▶ **Given exercise**: Pull out every line in the data that has the string "yoluyla" in it.
---- Data extract
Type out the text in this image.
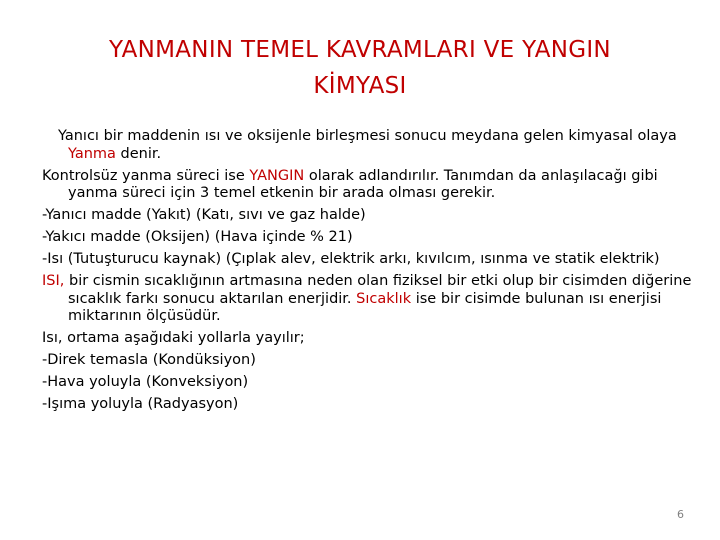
YANMANIN TEMEL KAVRAMLARI VE YANGIN
KİMYASI

Yanıcı bir maddenin ısı ve oksijenle birleşmesi sonucu meydana gelen kimyasal olaya Yanma denir.

Kontrolsüz yanma süreci ise YANGIN olarak adlandırılır. Tanımdan da anlaşılacağı gibi yanma süreci için 3 temel etkenin bir arada olması gerekir.

-Yanıcı madde (Yakıt) (Katı, sıvı ve gaz halde)

-Yakıcı madde (Oksijen) (Hava içinde % 21)

-Isı (Tutuşturucu kaynak) (Çıplak alev, elektrik arkı, kıvılcım, ısınma ve statik elektrik)

ISI, bir cismin sıcaklığının artmasına neden olan fiziksel bir etki olup bir cisimden diğerine sıcaklık farkı sonucu aktarılan enerjidir. Sıcaklık ise bir cisimde bulunan ısı enerjisi miktarının ölçüsüdür.

Isı, ortama aşağıdaki yollarla yayılır;

-Direk temasla (Kondüksiyon)

-Hava yoluyla (Konveksiyon)

-Işıma yoluyla (Radyasyon)

6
--------
▶ **Finished exercise**:
-Hava yoluyla (Konveksiyon)
-Işıma yoluyla (Radyasyon)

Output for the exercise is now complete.